▶ [AIM OF THE EXERCISE] Count how many lines below contain the word "PLRV", then give that number alone.

▶ [STORED RECORDS]
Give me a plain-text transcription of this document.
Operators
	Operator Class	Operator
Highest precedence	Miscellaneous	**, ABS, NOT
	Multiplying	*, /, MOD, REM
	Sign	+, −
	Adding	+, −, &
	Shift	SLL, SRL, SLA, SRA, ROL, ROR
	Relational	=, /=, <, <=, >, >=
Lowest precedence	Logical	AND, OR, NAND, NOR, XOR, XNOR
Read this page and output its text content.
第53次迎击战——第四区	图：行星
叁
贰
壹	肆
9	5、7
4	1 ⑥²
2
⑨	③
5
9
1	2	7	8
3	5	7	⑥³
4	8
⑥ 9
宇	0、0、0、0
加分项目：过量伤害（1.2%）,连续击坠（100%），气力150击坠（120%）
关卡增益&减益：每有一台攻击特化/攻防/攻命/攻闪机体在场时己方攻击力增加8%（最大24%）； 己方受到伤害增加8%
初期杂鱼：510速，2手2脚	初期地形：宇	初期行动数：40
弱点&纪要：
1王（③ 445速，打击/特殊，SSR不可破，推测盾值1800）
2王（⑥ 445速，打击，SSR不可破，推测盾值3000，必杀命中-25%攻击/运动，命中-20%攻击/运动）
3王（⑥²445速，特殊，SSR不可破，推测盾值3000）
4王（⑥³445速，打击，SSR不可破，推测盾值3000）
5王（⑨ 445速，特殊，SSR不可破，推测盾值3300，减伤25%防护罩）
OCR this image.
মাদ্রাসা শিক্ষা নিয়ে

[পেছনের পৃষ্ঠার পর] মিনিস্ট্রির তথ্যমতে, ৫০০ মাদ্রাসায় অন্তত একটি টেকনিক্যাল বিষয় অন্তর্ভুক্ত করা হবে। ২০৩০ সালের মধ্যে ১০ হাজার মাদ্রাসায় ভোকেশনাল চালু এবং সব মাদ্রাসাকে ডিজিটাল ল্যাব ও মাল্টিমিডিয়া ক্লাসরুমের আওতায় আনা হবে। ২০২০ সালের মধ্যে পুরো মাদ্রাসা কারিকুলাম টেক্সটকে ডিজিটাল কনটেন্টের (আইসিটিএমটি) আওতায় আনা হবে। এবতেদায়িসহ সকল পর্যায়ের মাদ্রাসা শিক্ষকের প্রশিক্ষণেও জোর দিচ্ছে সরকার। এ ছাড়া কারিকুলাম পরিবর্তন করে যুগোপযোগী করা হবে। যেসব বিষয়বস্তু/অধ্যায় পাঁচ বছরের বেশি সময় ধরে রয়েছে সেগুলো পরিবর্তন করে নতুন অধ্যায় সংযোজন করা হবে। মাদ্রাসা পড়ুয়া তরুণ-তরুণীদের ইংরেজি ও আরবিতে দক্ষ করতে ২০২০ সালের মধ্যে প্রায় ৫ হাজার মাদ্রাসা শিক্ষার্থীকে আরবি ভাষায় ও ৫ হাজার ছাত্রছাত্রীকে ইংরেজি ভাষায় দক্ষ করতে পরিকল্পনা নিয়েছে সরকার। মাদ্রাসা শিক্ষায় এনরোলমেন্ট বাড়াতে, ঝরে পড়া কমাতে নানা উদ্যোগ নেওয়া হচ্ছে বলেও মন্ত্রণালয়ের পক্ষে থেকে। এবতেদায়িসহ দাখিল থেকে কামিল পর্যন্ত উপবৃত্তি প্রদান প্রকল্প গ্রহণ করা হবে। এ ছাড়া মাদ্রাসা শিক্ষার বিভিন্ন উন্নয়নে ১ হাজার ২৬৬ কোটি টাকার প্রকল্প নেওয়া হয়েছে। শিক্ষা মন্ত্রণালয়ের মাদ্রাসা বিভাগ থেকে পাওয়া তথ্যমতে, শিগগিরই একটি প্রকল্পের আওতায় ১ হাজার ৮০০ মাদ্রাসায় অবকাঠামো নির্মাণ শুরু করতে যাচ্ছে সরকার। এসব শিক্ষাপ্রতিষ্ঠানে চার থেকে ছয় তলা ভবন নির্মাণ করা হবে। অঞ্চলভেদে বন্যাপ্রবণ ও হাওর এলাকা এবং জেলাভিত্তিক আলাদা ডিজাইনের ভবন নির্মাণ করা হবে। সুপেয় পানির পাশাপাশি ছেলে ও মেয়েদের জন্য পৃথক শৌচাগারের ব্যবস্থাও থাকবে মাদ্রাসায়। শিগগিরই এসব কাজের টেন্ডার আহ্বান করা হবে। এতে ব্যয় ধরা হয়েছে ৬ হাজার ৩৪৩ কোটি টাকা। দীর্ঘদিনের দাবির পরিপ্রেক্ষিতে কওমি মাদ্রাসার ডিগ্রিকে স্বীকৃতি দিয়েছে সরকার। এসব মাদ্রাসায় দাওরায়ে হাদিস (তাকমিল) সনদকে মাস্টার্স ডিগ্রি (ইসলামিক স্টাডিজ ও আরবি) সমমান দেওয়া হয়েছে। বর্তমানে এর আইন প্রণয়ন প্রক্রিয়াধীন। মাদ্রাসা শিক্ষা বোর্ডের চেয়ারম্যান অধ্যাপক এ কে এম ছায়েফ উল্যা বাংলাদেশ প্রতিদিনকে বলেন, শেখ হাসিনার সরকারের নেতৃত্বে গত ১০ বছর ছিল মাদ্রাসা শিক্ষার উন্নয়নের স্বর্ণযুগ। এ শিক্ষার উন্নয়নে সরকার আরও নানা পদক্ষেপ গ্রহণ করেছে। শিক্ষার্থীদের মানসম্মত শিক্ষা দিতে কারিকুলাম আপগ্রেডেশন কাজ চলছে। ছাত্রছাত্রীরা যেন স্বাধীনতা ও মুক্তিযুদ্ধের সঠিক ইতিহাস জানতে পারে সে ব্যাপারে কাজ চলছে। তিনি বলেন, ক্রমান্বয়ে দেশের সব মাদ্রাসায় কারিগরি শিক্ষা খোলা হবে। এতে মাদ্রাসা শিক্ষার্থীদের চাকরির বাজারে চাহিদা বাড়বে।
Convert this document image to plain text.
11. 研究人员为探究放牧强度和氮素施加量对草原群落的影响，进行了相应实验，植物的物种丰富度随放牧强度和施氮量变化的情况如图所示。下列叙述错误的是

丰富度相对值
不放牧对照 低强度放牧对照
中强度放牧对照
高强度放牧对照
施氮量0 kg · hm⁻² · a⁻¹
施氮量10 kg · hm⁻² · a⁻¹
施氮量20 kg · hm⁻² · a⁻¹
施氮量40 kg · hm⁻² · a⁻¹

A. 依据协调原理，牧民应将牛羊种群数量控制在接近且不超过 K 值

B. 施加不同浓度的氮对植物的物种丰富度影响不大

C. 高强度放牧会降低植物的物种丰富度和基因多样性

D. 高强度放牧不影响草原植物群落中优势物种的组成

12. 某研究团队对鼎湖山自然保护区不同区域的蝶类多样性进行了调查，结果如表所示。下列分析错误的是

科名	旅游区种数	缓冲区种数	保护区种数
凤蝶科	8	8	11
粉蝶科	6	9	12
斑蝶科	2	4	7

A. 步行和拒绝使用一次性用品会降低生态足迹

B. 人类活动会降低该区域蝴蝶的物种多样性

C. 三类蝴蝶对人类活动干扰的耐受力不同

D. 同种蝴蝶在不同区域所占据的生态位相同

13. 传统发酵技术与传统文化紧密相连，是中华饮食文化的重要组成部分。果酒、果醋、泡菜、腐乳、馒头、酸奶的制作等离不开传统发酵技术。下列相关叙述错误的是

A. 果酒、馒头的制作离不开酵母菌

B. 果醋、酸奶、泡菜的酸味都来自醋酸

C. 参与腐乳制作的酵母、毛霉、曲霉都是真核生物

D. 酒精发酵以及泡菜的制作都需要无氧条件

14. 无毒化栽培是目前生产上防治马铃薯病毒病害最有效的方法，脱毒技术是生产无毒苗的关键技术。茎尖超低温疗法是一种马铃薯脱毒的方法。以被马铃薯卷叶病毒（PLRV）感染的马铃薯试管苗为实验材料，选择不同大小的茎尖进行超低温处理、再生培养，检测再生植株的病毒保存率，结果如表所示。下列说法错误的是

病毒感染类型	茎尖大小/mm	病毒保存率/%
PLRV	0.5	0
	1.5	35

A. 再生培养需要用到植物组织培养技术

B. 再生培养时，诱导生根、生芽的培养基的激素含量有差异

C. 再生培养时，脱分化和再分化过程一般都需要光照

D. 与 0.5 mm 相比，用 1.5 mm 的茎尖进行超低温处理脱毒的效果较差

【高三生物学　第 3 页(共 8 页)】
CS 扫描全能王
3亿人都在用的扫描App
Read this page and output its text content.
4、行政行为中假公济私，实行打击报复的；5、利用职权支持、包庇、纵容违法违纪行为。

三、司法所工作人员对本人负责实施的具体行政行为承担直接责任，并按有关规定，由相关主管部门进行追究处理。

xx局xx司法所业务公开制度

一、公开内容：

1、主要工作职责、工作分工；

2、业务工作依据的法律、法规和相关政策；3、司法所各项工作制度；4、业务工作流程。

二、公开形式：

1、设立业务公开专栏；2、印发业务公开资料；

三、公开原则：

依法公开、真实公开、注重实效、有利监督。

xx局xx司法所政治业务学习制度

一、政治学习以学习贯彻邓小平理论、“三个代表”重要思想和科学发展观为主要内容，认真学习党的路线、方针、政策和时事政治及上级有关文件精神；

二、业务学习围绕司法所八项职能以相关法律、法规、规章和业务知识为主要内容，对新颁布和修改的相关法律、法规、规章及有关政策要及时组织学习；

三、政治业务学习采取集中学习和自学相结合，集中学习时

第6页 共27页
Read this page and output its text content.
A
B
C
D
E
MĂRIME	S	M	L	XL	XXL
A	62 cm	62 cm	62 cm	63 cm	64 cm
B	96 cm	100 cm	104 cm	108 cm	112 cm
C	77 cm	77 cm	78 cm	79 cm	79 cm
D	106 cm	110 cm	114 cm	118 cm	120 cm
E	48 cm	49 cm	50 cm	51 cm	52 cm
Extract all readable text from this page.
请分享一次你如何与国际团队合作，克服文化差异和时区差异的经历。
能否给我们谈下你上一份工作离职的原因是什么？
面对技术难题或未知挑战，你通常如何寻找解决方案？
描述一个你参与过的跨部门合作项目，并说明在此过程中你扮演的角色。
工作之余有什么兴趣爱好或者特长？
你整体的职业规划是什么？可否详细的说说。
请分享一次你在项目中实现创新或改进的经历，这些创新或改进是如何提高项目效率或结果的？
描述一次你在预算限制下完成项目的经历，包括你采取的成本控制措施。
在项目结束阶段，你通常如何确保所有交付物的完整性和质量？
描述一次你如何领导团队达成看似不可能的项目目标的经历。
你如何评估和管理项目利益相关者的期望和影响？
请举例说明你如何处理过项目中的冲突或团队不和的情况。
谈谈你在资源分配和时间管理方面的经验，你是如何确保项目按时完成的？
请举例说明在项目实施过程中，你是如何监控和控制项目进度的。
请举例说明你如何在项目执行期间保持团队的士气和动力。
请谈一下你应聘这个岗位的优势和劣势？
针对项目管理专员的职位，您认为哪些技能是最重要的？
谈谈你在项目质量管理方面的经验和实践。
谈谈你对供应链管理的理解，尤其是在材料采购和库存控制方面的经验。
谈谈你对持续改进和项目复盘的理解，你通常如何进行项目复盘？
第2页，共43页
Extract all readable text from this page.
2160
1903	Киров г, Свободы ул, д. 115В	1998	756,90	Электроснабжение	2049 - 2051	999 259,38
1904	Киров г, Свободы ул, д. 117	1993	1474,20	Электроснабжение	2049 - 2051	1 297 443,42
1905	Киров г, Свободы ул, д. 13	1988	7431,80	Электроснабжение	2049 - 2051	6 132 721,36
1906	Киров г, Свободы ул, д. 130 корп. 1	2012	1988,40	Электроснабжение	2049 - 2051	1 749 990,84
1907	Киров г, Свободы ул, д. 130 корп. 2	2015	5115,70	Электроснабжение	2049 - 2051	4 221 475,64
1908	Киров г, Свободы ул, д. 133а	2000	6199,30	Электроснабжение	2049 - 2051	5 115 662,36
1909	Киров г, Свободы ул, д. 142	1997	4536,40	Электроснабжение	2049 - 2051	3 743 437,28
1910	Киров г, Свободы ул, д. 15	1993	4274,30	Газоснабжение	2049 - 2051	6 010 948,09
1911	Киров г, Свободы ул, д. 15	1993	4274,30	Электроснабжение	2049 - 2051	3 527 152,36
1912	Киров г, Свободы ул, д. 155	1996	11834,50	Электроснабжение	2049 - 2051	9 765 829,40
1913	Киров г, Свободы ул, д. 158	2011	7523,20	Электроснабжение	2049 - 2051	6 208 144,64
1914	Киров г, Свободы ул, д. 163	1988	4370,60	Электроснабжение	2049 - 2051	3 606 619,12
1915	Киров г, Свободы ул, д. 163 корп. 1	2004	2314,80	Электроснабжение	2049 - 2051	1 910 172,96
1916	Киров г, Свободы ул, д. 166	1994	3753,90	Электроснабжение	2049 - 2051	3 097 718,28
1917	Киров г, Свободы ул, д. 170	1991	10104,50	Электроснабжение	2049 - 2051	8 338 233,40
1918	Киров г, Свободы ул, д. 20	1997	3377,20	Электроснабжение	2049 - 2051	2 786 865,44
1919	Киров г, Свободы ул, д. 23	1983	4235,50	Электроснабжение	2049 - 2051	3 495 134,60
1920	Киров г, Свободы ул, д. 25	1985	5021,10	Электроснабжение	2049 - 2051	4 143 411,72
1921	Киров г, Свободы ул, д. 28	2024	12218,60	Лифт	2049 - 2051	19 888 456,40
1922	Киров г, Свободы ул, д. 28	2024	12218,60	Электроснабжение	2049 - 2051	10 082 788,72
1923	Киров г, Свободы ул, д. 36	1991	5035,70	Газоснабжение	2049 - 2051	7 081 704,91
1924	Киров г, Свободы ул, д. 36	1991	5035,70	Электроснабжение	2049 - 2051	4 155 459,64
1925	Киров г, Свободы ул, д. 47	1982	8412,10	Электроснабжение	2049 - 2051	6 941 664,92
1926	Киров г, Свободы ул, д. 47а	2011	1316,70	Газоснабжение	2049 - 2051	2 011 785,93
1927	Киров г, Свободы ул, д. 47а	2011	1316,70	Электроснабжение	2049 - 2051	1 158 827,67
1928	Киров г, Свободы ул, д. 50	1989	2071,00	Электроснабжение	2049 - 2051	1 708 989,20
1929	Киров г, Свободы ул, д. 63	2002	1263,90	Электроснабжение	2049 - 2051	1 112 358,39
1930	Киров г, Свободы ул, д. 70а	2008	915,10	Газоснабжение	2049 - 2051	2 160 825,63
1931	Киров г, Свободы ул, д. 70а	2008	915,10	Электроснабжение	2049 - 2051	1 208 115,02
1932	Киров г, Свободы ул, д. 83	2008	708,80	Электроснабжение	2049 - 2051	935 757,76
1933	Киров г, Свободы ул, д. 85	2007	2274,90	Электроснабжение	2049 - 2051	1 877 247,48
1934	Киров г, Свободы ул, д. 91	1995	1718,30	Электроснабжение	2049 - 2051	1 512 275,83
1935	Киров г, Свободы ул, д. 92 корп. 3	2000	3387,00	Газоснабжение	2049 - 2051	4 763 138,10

▶ [WORKED ANSWER] 2